═════ STORED RECORDS ═════

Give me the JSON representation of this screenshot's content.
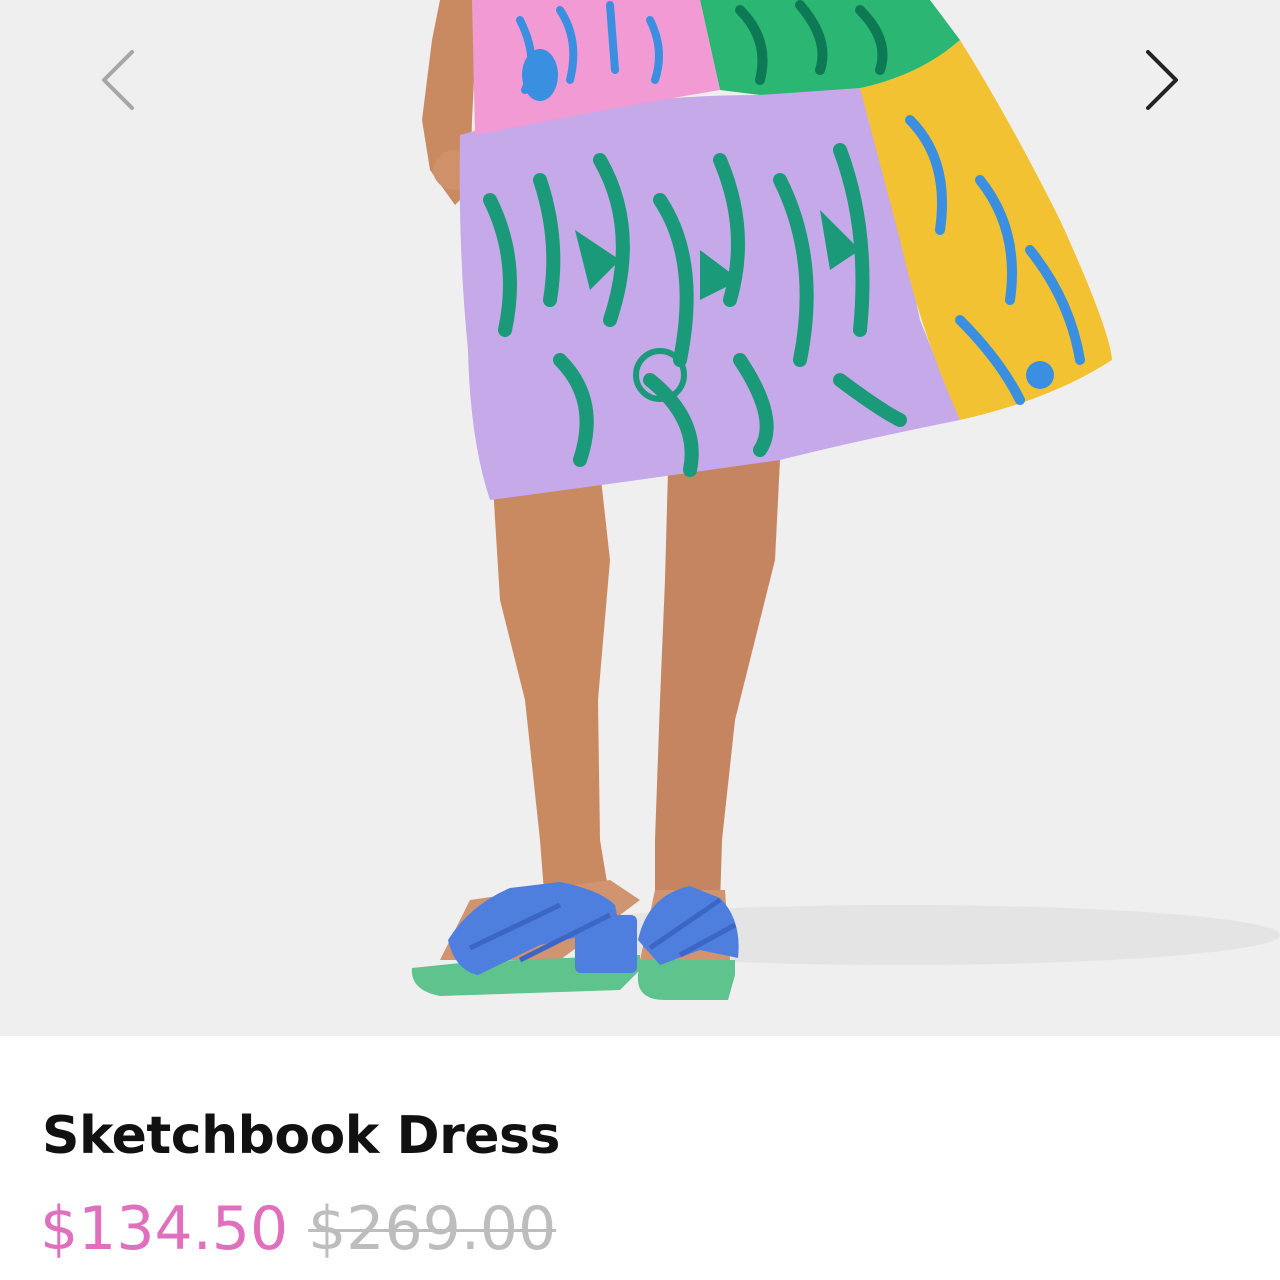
{
  "gallery": {
    "image_alt": "Model wearing a colorful printed tiered dress with blue slide sandals",
    "prev_icon": "chevron-left-icon",
    "next_icon": "chevron-right-icon",
    "colors": {
      "background": "#efefef",
      "skirt_lilac": "#c6a9e8",
      "print_green": "#1a9a78",
      "bodice_pink": "#f29ad4",
      "panel_green": "#2bb673",
      "panel_yellow": "#f2c233",
      "print_blue": "#3a8fe0",
      "sandal_blue": "#4f7fde",
      "sole_green": "#5fc38d",
      "skin": "#c98a61"
    }
  },
  "product": {
    "name": "Sketchbook Dress",
    "sale_price": "$134.50",
    "original_price": "$269.00",
    "colors": {
      "sale": "#e06fbe",
      "original": "#bdbdbd",
      "name": "#111111"
    }
  }
}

═════

YOUR TASK: Except for the pictures, copy every line of the records above exactly.

RESPONSE FOR THIS EXERCISE:
Give me the JSON representation of this screenshot's content.
{
  "gallery": {
    "image_alt": "Model wearing a colorful printed tiered dress with blue slide sandals",
    "prev_icon": "chevron-left-icon",
    "next_icon": "chevron-right-icon",
    "colors": {
      "background": "#efefef",
      "skirt_lilac": "#c6a9e8",
      "print_green": "#1a9a78",
      "bodice_pink": "#f29ad4",
      "panel_green": "#2bb673",
      "panel_yellow": "#f2c233",
      "print_blue": "#3a8fe0",
      "sandal_blue": "#4f7fde",
      "sole_green": "#5fc38d",
      "skin": "#c98a61"
    }
  },
  "product": {
    "name": "Sketchbook Dress",
    "sale_price": "$134.50",
    "original_price": "$269.00",
    "colors": {
      "sale": "#e06fbe",
      "original": "#bdbdbd",
      "name": "#111111"
    }
  }
}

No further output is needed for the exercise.